Copy all lines holding the word "document" from the entries.

◆ ◆ ◆ ◆ ◆ ◆ ◆

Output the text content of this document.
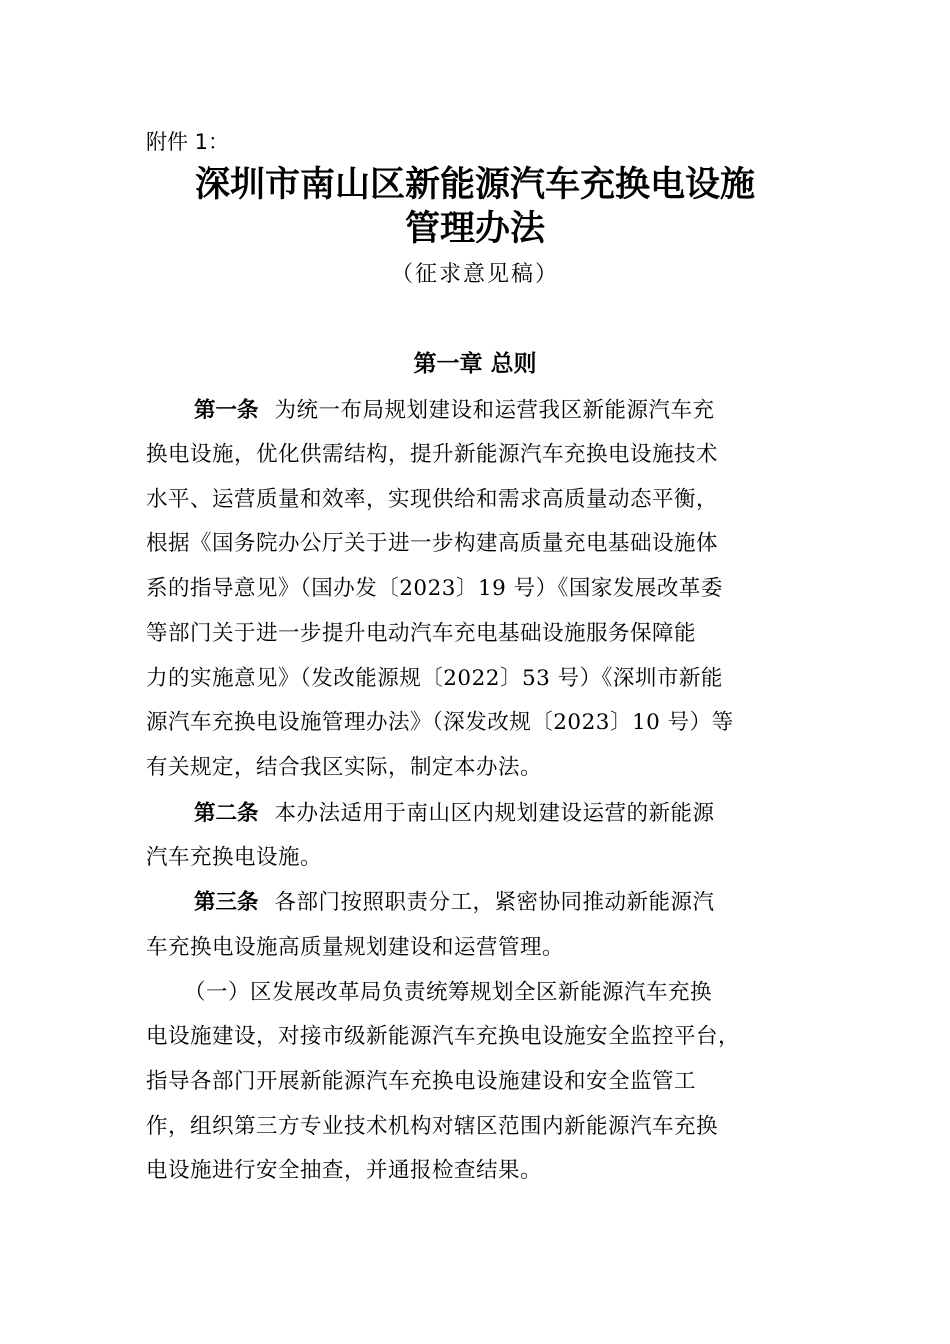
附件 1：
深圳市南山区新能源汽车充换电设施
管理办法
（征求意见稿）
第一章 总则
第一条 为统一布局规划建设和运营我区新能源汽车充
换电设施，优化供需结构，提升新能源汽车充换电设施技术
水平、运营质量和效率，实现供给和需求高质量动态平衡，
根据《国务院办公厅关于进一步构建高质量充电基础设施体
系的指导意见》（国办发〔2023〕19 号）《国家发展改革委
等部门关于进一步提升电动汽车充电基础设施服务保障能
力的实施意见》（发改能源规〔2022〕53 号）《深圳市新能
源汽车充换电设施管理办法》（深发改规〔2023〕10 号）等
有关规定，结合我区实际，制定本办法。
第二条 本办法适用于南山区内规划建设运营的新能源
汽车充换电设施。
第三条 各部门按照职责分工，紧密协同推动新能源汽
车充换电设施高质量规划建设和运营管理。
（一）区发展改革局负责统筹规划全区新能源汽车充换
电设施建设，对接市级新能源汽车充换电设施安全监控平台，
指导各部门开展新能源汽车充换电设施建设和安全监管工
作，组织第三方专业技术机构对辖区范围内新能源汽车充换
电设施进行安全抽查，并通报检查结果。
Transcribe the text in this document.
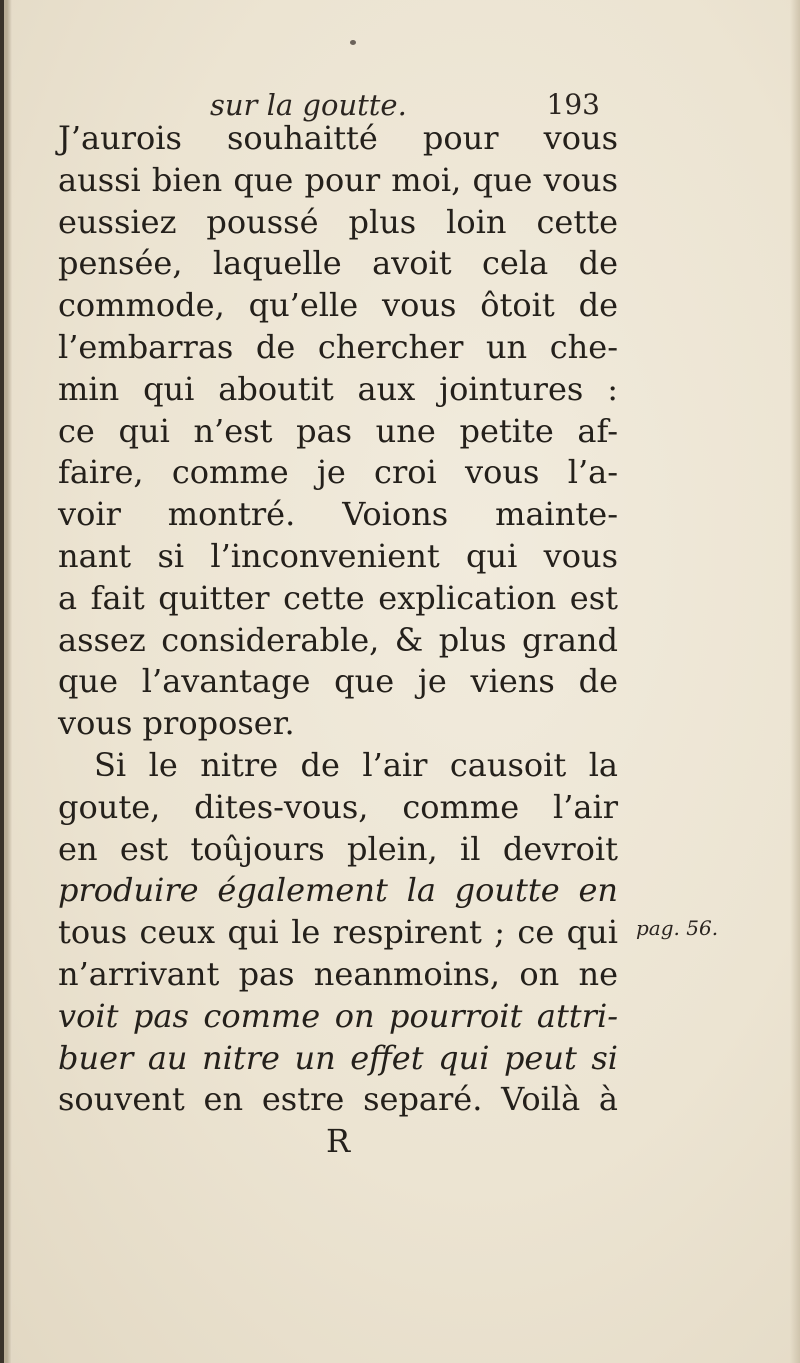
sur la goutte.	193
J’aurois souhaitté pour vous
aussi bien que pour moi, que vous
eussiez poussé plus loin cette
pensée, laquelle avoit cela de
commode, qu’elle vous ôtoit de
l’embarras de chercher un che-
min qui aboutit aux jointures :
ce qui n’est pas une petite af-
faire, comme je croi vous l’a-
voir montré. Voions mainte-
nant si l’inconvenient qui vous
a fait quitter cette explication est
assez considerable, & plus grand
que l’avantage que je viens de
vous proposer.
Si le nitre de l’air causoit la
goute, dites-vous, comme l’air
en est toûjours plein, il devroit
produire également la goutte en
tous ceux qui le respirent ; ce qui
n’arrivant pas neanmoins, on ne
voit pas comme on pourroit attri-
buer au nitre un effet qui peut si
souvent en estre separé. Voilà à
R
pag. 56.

◆ ◆ ◆ ◆ ◆ ◆ ◆

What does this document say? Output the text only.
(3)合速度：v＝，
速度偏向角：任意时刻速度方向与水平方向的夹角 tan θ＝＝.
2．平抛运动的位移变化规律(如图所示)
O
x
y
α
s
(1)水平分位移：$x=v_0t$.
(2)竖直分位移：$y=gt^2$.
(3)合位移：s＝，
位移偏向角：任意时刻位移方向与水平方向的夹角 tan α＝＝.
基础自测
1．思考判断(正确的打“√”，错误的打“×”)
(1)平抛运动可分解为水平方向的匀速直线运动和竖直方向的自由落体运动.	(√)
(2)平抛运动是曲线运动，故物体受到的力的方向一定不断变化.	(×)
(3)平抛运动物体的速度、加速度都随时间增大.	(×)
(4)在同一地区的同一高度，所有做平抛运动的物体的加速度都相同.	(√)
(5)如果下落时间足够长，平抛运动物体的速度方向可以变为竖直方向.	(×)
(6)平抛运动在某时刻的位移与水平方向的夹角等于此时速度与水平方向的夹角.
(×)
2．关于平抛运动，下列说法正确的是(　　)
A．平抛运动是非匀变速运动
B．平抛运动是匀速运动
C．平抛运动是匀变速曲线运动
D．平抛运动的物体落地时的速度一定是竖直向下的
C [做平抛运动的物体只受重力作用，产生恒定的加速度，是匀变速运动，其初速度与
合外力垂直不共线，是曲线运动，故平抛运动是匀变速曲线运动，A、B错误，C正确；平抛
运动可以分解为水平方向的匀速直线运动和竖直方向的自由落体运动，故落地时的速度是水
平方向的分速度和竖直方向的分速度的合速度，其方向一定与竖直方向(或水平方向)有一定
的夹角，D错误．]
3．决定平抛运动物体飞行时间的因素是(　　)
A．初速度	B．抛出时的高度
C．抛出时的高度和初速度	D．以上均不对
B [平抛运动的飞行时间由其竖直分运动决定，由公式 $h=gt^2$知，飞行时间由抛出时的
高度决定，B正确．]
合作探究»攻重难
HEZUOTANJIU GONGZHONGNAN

◆ ◆ ◆ ◆ ◆ ◆ ◆

EXERCISE RESULT:
Output the text content of this document.
Transcribe the text in this document.
What does this document say? Output the text only.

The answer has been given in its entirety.